> _Data to process_:
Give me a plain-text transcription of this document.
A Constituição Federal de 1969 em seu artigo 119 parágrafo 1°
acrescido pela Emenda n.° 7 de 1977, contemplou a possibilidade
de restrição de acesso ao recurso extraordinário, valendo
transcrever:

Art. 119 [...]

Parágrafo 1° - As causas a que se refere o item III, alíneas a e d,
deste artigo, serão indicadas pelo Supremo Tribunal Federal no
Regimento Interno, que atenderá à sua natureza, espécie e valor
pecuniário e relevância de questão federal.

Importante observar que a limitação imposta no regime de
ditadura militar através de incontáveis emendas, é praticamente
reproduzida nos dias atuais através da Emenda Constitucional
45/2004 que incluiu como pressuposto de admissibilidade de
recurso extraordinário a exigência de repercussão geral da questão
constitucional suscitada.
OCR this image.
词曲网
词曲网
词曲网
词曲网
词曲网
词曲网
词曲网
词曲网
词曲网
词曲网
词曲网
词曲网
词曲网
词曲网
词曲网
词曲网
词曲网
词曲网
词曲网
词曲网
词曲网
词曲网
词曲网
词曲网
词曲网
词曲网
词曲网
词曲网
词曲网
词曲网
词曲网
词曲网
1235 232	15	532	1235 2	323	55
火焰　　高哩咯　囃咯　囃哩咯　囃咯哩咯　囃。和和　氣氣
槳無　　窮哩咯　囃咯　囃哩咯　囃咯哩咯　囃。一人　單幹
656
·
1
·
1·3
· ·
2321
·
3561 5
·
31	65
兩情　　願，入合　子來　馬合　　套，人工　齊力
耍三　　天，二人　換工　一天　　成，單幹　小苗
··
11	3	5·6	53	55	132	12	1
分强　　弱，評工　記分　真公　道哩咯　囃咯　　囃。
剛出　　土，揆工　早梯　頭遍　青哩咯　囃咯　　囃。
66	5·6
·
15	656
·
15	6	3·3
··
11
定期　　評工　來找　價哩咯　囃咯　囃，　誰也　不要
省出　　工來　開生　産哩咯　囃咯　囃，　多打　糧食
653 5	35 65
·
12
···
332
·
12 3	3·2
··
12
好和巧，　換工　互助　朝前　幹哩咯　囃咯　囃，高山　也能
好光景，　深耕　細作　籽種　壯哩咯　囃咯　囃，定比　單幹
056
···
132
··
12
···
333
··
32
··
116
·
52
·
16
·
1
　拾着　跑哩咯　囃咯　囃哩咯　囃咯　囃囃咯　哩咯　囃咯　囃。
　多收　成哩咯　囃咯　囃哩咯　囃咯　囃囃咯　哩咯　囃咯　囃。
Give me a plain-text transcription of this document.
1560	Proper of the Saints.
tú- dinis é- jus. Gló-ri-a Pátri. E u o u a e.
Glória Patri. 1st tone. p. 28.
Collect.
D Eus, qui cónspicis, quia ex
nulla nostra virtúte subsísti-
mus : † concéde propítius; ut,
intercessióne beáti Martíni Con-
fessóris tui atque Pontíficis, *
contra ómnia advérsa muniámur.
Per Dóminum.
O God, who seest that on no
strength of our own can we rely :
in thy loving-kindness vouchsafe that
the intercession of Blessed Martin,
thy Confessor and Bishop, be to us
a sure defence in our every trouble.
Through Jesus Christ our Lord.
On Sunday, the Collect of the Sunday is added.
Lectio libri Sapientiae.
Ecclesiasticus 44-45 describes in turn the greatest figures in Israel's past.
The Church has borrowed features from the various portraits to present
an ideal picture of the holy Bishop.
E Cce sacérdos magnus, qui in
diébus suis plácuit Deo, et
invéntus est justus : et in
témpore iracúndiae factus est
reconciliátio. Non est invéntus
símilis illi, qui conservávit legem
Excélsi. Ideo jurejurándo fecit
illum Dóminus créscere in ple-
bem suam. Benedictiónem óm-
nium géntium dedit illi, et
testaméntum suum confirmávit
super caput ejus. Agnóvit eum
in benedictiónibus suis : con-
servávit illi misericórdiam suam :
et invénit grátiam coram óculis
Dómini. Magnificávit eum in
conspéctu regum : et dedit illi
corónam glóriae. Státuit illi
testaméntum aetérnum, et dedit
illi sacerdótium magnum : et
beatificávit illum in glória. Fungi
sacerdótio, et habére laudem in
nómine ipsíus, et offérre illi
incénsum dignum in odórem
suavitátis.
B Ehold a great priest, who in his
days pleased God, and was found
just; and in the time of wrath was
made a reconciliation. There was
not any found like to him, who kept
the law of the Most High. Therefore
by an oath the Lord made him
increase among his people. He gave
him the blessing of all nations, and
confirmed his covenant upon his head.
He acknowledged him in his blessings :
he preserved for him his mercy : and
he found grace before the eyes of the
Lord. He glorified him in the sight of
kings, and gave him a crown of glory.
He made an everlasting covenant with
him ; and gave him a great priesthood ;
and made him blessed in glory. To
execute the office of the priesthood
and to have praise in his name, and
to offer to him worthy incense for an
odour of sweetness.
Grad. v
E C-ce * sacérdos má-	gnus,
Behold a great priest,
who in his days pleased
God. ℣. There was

> _The request_:
Gather every line from the listing above in which "invéntus" appears, and copy those lines.

> _Complete output_:
invéntus est justus : et in
reconciliátio. Non est invéntus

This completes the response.